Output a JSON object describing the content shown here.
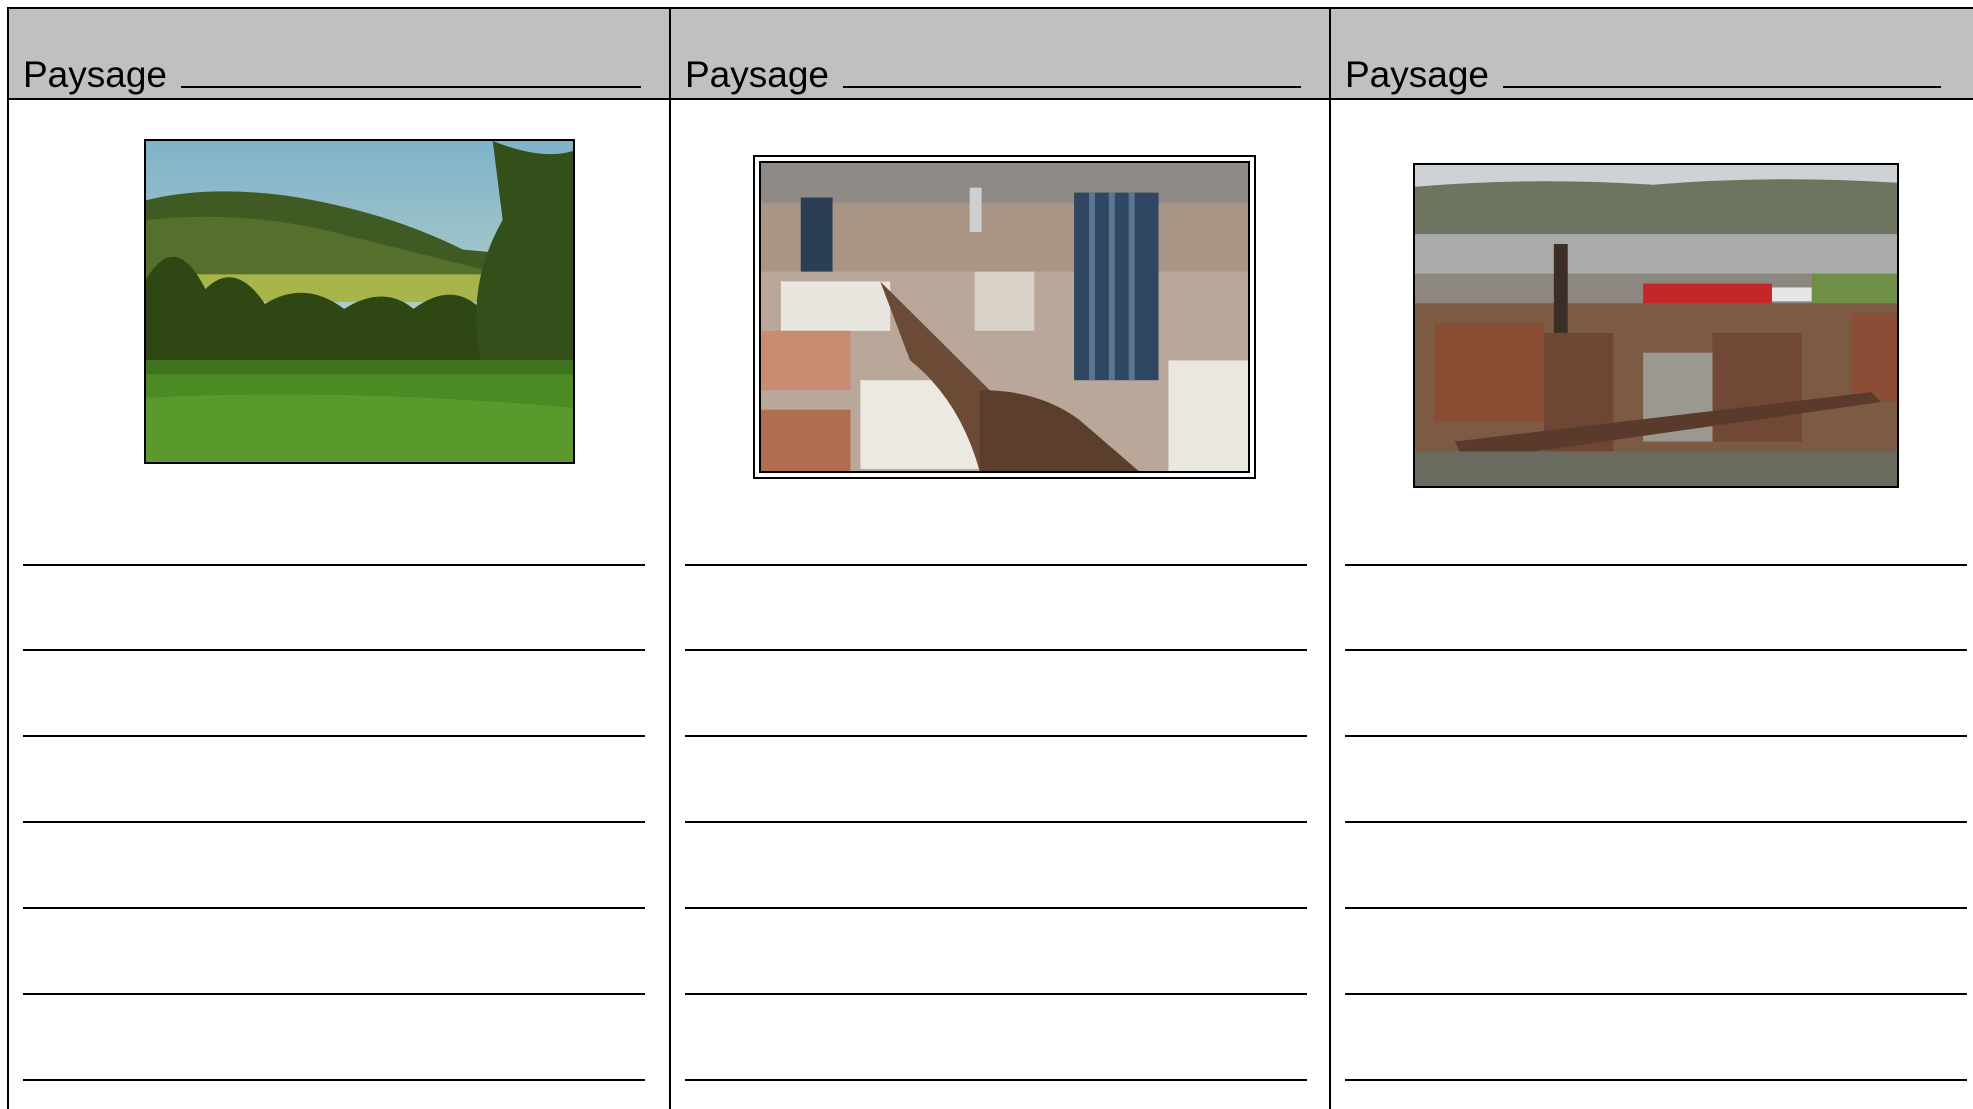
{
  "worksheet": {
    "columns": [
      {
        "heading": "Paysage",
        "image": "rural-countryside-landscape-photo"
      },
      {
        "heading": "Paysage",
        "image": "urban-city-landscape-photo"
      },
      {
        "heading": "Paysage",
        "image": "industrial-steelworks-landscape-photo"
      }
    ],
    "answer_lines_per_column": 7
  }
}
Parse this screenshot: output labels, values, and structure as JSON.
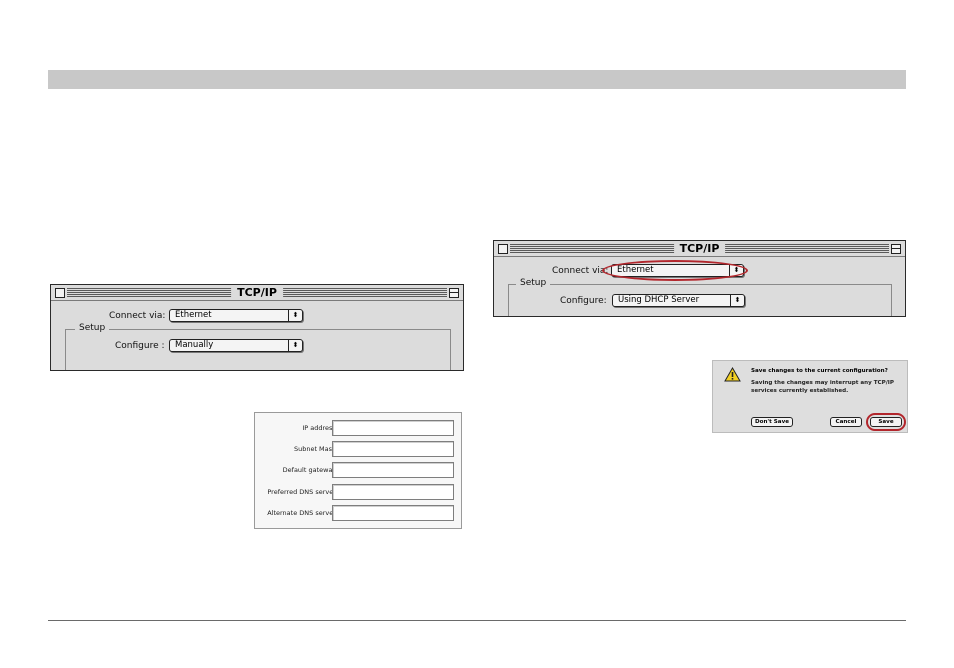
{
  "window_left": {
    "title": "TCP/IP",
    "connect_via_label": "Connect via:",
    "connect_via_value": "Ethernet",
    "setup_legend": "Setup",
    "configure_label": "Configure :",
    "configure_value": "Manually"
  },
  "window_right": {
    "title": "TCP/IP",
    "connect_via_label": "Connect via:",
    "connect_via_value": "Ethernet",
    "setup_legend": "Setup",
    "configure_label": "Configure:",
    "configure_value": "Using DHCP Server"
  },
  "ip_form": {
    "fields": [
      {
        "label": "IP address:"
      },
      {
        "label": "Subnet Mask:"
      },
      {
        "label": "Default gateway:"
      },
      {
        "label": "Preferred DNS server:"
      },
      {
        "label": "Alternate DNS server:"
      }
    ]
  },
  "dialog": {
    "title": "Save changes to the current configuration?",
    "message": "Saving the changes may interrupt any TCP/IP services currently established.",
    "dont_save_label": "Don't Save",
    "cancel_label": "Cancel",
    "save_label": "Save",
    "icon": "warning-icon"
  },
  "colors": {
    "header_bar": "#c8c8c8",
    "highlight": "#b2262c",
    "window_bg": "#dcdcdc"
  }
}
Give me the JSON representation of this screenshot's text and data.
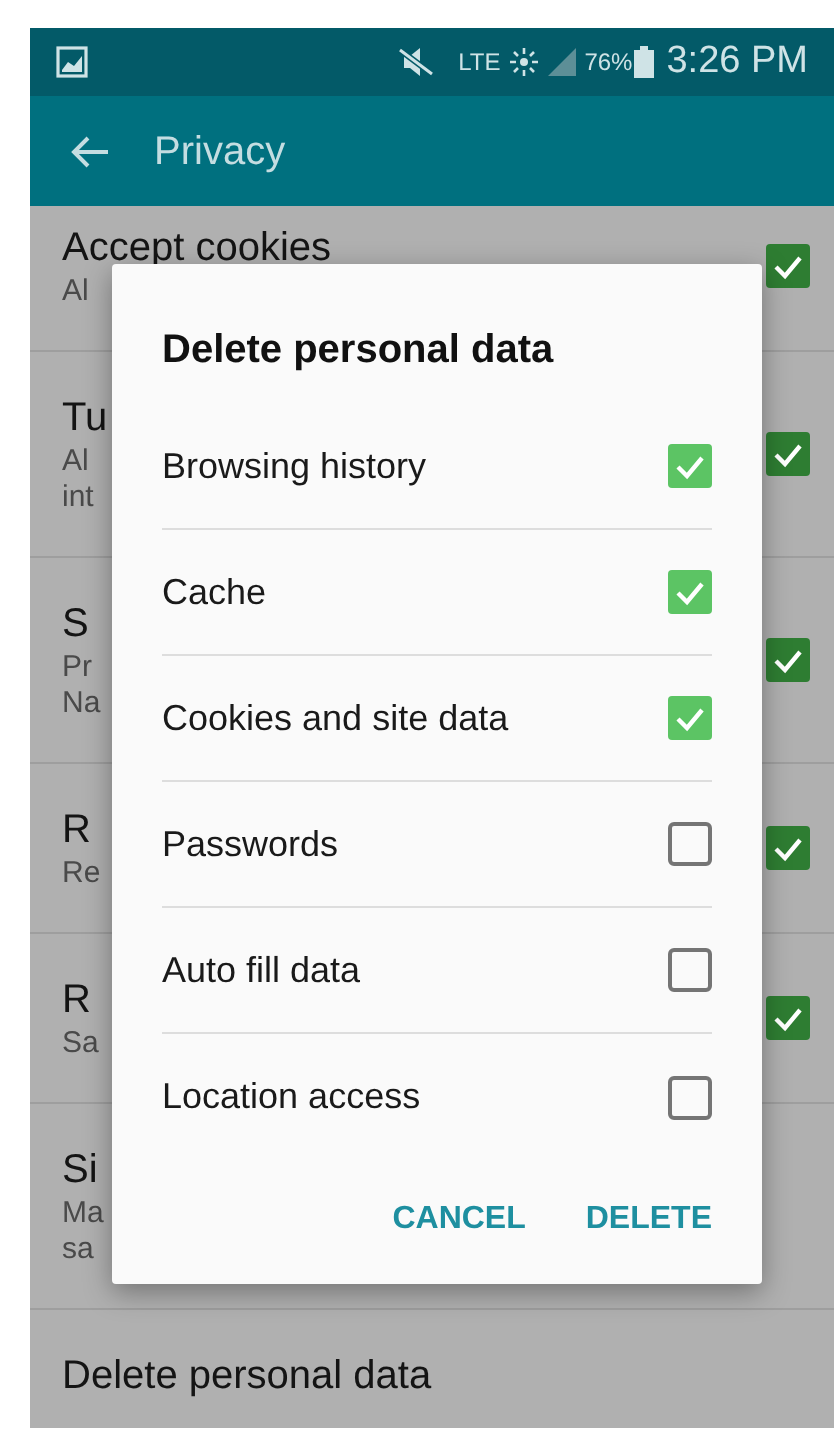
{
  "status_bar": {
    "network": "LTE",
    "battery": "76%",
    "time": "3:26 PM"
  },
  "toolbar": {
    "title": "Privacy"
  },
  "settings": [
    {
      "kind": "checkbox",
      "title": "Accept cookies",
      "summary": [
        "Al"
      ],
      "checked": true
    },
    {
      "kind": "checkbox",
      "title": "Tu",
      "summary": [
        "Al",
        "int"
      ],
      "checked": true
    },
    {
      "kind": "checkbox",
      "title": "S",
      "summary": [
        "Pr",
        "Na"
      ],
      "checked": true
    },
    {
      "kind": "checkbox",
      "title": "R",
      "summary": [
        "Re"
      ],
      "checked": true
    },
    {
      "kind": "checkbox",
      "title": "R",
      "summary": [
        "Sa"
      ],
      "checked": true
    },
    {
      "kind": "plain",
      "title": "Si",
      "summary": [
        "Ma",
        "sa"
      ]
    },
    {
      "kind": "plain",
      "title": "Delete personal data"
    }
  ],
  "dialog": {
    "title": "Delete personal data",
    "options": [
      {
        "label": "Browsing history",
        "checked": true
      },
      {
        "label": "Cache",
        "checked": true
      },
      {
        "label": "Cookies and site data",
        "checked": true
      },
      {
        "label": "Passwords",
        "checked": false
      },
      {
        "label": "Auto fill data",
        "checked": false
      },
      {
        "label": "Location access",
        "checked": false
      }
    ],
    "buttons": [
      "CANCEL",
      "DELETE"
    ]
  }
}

^^^^^^^^^^^^^^^^

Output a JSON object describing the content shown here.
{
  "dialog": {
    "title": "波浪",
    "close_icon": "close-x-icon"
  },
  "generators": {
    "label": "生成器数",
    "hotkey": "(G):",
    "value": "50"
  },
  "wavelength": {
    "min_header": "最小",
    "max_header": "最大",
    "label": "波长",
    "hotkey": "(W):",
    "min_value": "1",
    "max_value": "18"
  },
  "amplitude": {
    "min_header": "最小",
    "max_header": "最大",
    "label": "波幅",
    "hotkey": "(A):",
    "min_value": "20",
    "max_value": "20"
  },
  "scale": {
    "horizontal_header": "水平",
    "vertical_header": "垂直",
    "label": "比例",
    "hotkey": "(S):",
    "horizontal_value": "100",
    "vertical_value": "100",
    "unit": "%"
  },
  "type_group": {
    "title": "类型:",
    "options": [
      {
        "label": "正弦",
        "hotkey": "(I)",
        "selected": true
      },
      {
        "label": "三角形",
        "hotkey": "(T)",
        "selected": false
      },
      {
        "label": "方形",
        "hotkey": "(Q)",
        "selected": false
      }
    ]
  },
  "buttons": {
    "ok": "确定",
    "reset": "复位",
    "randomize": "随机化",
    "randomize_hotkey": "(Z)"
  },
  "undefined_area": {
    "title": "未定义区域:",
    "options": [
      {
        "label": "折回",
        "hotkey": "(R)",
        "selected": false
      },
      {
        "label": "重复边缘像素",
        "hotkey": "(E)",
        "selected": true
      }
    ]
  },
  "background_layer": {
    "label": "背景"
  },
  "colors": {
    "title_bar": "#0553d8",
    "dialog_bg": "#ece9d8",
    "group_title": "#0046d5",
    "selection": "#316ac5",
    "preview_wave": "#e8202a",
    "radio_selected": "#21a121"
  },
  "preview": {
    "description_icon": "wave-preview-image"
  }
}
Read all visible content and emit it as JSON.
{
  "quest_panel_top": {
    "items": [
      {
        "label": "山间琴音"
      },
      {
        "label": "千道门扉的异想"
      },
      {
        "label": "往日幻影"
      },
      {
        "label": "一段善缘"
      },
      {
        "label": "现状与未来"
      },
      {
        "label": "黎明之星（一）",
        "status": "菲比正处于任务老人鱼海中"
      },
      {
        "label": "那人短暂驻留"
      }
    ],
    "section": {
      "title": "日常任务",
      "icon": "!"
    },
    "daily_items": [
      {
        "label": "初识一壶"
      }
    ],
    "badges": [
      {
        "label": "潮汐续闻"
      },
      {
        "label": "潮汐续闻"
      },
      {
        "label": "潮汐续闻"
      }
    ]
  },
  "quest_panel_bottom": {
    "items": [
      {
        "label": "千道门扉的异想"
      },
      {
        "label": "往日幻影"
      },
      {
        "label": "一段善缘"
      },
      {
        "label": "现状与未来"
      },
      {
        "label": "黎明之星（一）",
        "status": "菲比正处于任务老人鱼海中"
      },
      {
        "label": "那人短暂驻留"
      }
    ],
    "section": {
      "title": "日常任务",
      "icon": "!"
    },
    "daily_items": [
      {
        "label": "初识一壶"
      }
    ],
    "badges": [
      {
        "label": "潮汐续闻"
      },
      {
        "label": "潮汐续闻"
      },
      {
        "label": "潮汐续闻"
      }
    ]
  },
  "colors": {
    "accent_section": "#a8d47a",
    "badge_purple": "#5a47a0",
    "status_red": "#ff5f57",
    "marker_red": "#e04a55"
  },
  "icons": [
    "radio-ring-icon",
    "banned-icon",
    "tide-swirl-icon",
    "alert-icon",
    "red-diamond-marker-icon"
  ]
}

^^^^^^^^^^^^^^^^

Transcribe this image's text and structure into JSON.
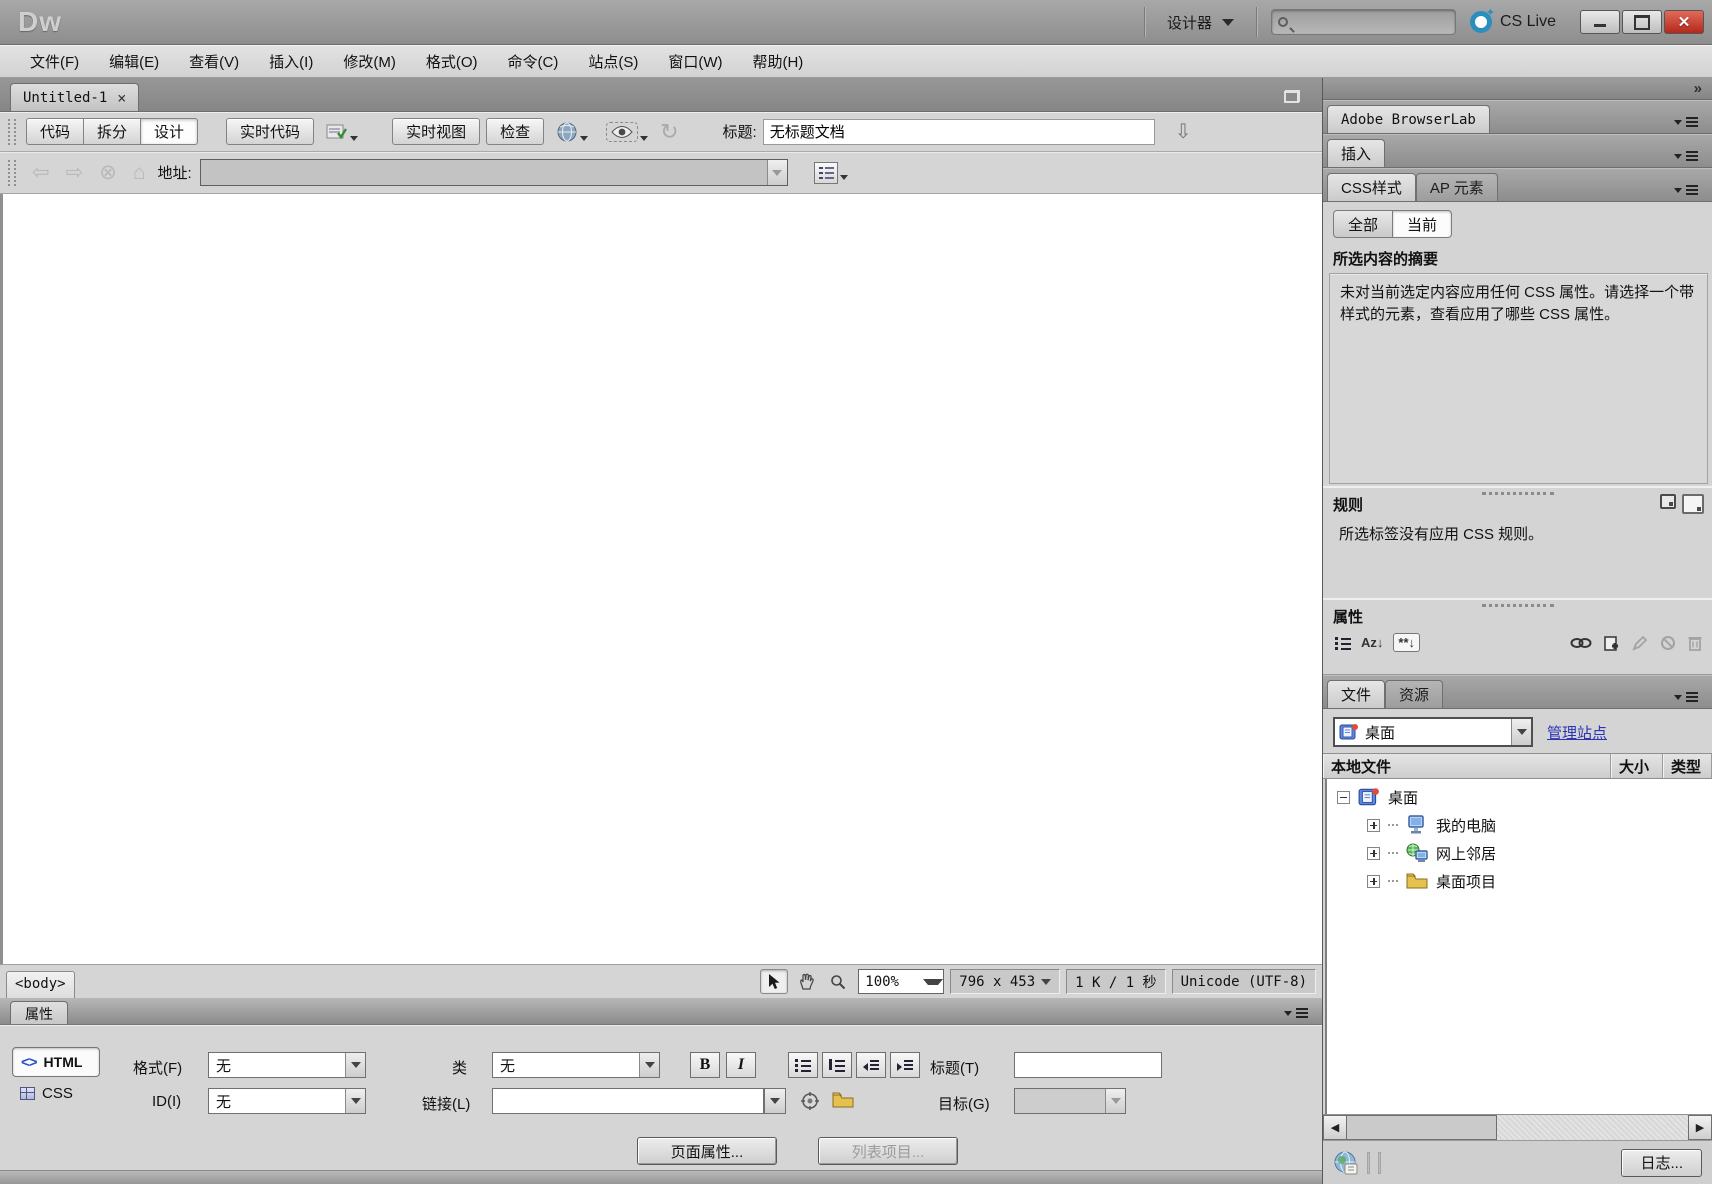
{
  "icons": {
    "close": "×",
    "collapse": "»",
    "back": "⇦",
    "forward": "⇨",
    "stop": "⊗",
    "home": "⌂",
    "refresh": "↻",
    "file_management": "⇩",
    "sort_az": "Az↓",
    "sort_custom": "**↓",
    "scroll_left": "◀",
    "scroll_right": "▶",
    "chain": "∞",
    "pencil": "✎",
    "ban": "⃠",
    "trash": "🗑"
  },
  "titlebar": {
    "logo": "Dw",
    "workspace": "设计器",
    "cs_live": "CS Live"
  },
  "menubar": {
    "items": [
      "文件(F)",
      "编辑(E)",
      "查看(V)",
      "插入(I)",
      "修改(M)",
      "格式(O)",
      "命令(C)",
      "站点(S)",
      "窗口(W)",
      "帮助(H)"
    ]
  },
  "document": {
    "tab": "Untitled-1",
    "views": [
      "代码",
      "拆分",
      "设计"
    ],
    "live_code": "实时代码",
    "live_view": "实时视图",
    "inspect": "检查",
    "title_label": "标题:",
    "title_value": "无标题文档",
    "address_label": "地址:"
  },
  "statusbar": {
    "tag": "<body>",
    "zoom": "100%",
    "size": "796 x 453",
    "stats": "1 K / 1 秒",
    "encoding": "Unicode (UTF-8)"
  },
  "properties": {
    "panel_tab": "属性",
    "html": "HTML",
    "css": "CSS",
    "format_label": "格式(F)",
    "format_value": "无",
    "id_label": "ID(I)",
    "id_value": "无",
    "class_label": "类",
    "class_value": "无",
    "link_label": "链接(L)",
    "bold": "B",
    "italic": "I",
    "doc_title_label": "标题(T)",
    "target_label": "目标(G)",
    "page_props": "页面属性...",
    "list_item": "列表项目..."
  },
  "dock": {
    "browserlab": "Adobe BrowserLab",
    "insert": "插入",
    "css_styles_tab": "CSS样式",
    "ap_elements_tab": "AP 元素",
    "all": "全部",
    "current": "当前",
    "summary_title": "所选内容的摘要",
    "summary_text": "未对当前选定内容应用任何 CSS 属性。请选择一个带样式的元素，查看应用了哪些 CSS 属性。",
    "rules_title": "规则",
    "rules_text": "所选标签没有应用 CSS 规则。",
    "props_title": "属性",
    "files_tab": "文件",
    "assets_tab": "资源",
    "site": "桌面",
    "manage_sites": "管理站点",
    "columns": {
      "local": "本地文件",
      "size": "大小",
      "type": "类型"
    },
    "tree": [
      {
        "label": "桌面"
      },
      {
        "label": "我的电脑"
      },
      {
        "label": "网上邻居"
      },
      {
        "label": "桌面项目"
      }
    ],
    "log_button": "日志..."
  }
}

^^^^^^^^^^^^^^^^

Objective:
Tell how many lines in the records above contain "changes", giving the number and no other words.

Response to this task:
2